Figure record listings
________________________________________

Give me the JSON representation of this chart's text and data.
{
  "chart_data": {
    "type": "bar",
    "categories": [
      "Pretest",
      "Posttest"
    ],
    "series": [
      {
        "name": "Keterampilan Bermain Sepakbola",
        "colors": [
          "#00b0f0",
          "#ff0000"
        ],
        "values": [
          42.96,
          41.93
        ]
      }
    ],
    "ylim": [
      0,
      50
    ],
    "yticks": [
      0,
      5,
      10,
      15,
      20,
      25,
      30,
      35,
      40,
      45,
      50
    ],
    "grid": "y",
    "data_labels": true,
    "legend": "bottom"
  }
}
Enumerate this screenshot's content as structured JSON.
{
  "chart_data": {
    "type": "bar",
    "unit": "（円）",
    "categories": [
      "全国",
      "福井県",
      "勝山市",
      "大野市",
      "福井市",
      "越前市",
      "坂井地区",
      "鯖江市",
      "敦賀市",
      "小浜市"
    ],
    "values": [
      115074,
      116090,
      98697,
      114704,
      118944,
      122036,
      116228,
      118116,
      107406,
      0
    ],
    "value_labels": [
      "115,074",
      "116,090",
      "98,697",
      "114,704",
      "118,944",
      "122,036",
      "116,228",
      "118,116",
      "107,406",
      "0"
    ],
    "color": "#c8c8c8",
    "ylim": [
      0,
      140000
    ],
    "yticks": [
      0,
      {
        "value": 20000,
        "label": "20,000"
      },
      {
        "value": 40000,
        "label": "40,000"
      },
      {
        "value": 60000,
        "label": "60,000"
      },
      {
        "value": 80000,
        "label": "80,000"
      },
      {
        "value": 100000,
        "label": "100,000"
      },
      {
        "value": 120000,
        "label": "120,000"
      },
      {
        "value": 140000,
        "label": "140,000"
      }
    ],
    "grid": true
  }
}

________________________________________

Exercise goal
Copy every line of the material, please, keeping it exactly the same.

Final answer
Give me the JSON representation of this chart's text and data.
{
  "chart_data": {
    "type": "bar",
    "categories": [
      "Pretest",
      "Posttest"
    ],
    "series": [
      {
        "name": "Keterampilan Bermain Sepakbola",
        "colors": [
          "#00b0f0",
          "#ff0000"
        ],
        "values": [
          42.96,
          41.93
        ]
      }
    ],
    "ylim": [
      0,
      50
    ],
    "yticks": [
      0,
      5,
      10,
      15,
      20,
      25,
      30,
      35,
      40,
      45,
      50
    ],
    "grid": "y",
    "data_labels": true,
    "legend": "bottom"
  }
}
Enumerate this screenshot's content as structured JSON.
{
  "chart_data": {
    "type": "bar",
    "unit": "（円）",
    "categories": [
      "全国",
      "福井県",
      "勝山市",
      "大野市",
      "福井市",
      "越前市",
      "坂井地区",
      "鯖江市",
      "敦賀市",
      "小浜市"
    ],
    "values": [
      115074,
      116090,
      98697,
      114704,
      118944,
      122036,
      116228,
      118116,
      107406,
      0
    ],
    "value_labels": [
      "115,074",
      "116,090",
      "98,697",
      "114,704",
      "118,944",
      "122,036",
      "116,228",
      "118,116",
      "107,406",
      "0"
    ],
    "color": "#c8c8c8",
    "ylim": [
      0,
      140000
    ],
    "yticks": [
      0,
      {
        "value": 20000,
        "label": "20,000"
      },
      {
        "value": 40000,
        "label": "40,000"
      },
      {
        "value": 60000,
        "label": "60,000"
      },
      {
        "value": 80000,
        "label": "80,000"
      },
      {
        "value": 100000,
        "label": "100,000"
      },
      {
        "value": 120000,
        "label": "120,000"
      },
      {
        "value": 140000,
        "label": "140,000"
      }
    ],
    "grid": true
  }
}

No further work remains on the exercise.